***** Stored rows *****
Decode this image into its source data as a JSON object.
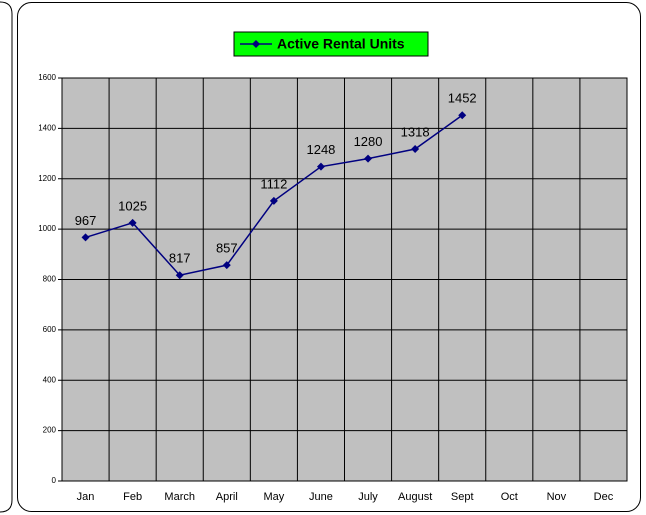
{
  "chart_data": {
    "type": "line",
    "categories": [
      "Jan",
      "Feb",
      "March",
      "April",
      "May",
      "June",
      "July",
      "August",
      "Sept",
      "Oct",
      "Nov",
      "Dec"
    ],
    "series": [
      {
        "name": "Active Rental Units",
        "color": "#000080",
        "values": [
          967,
          1025,
          817,
          857,
          1112,
          1248,
          1280,
          1318,
          1452,
          null,
          null,
          null
        ]
      }
    ],
    "ylim": [
      0,
      1600
    ],
    "yticks": [
      0,
      200,
      400,
      600,
      800,
      1000,
      1200,
      1400,
      1600
    ],
    "grid": true,
    "legend": "top",
    "legend_color": "#00ff00",
    "plot_color": "#c0c0c0"
  }
}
*****
> _Exercise objective_:
Retype every record above exactly as written, but leave out the pictures.

> _Full solution_:
Decode this image into its source data as a JSON object.
{
  "chart_data": {
    "type": "line",
    "categories": [
      "Jan",
      "Feb",
      "March",
      "April",
      "May",
      "June",
      "July",
      "August",
      "Sept",
      "Oct",
      "Nov",
      "Dec"
    ],
    "series": [
      {
        "name": "Active Rental Units",
        "color": "#000080",
        "values": [
          967,
          1025,
          817,
          857,
          1112,
          1248,
          1280,
          1318,
          1452,
          null,
          null,
          null
        ]
      }
    ],
    "ylim": [
      0,
      1600
    ],
    "yticks": [
      0,
      200,
      400,
      600,
      800,
      1000,
      1200,
      1400,
      1600
    ],
    "grid": true,
    "legend": "top",
    "legend_color": "#00ff00",
    "plot_color": "#c0c0c0"
  }
}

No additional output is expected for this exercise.